> [What you have to do]
Would you copy out the whole listing exactly as given?

> [Records for this exercise]
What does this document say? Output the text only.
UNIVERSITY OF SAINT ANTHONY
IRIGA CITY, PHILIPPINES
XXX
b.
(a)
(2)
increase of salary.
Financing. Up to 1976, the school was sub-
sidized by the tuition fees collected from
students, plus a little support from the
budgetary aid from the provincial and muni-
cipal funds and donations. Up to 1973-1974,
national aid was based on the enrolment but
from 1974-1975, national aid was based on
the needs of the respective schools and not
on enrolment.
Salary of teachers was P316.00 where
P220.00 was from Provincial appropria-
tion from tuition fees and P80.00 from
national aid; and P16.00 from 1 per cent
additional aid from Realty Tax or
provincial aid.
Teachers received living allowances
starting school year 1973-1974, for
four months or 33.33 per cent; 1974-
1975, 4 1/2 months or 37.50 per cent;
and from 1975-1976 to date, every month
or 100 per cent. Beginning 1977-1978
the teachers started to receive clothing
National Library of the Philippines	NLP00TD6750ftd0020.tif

> [Correct answer]
What does this document say? Output the text only.
UNIVERSITY OF SAINT ANTHONY
IRIGA CITY, PHILIPPINES
XXX
b.
(a)
(2)
increase of salary.
Financing. Up to 1976, the school was sub-
sidized by the tuition fees collected from
students, plus a little support from the
budgetary aid from the provincial and muni-
cipal funds and donations. Up to 1973-1974,
national aid was based on the enrolment but
from 1974-1975, national aid was based on
the needs of the respective schools and not
on enrolment.
Salary of teachers was P316.00 where
P220.00 was from Provincial appropria-
tion from tuition fees and P80.00 from
national aid; and P16.00 from 1 per cent
additional aid from Realty Tax or
provincial aid.
Teachers received living allowances
starting school year 1973-1974, for
four months or 33.33 per cent; 1974-
1975, 4 1/2 months or 37.50 per cent;
and from 1975-1976 to date, every month
or 100 per cent. Beginning 1977-1978
the teachers started to receive clothing
National Library of the Philippines	NLP00TD6750ftd0020.tif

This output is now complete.